### Description of the task
Tally the lines containing the word "this", and report the tally alone.

### Recorded data
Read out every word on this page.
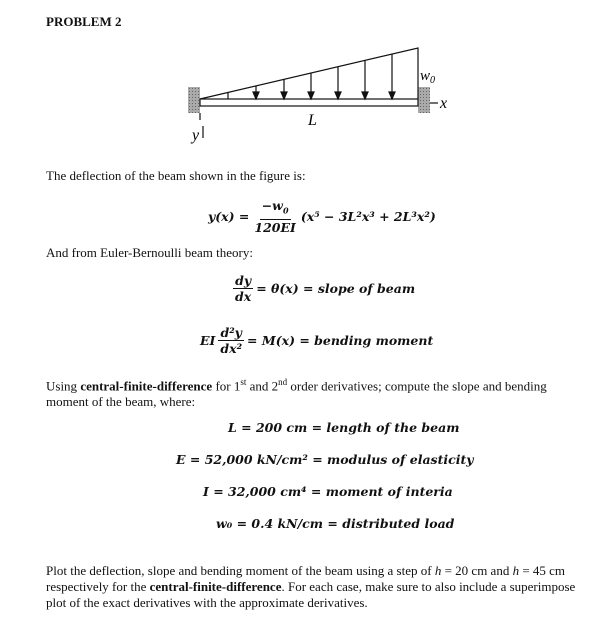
PROBLEM 2
$w_0$
x
L
y
The deflection of the beam shown in the figure is:
$y(x) = \frac{-w_0}{120EI} (x^5 - 3L^2x^3 + 2L^3x^2)$
And from Euler-Bernoulli beam theory:
$\frac{dy}{dx} = \theta(x)$ = slope of beam
EI $\frac{\text{d²y}}{\text{dx²}} = M(x)$ = bending moment
Using central-finite-difference for 1st and 2nd order derivatives; compute the slope and bending moment of the beam, where:
L = 200 cm
= length of the beam
E = 52,000 kN/cm²
= modulus of elasticity
I = 32,000 cm⁴
= moment of interia
w₀ = 0.4 kN/cm
= distributed load
Plot the deflection, slope and bending moment of the beam using a step of h = 20 cm and h = 45 cm respectively for the central-finite-difference. For each case, make sure to also include a superimpose plot of the exact derivatives with the approximate derivatives.
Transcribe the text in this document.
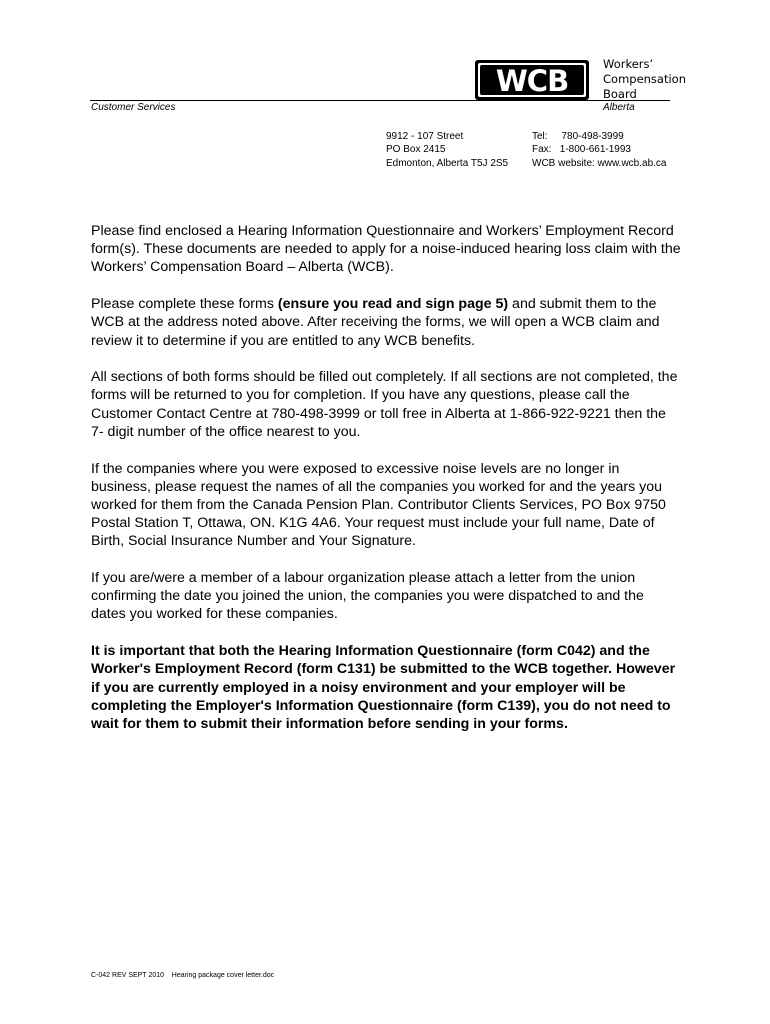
WCB	Workers’
Compensation
Board
Customer Services	Alberta
9912 - 107 Street
PO Box 2415
Edmonton, Alberta T5J 2S5
Tel:     780-498-3999
Fax:   1-800-661-1993
WCB website: www.wcb.ab.ca

Please find enclosed a Hearing Information Questionnaire and Workers’ Employment Record form(s). These documents are needed to apply for a noise-induced hearing loss claim with the Workers’ Compensation Board – Alberta (WCB).

Please complete these forms (ensure you read and sign page 5) and submit them to the WCB at the address noted above. After receiving the forms, we will open a WCB claim and review it to determine if you are entitled to any WCB benefits.

All sections of both forms should be filled out completely. If all sections are not completed, the forms will be returned to you for completion. If you have any questions, please call the Customer Contact Centre at 780-498-3999 or toll free in Alberta at 1-866-922-9221 then the 7- digit number of the office nearest to you.

If the companies where you were exposed to excessive noise levels are no longer in business, please request the names of all the companies you worked for and the years you worked for them from the Canada Pension Plan. Contributor Clients Services, PO Box 9750 Postal Station T, Ottawa, ON. K1G 4A6. Your request must include your full name, Date of Birth, Social Insurance Number and Your Signature.

If you are/were a member of a labour organization please attach a letter from the union confirming the date you joined the union, the companies you were dispatched to and the dates you worked for these companies.

It is important that both the Hearing Information Questionnaire (form C042) and the Worker's Employment Record (form C131) be submitted to the WCB together. However if you are currently employed in a noisy environment and your employer will be completing the Employer's Information Questionnaire (form C139), you do not need to wait for them to submit their information before sending in your forms.

C-042 REV SEPT 2010    Hearing package cover letter.doc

### Written response
2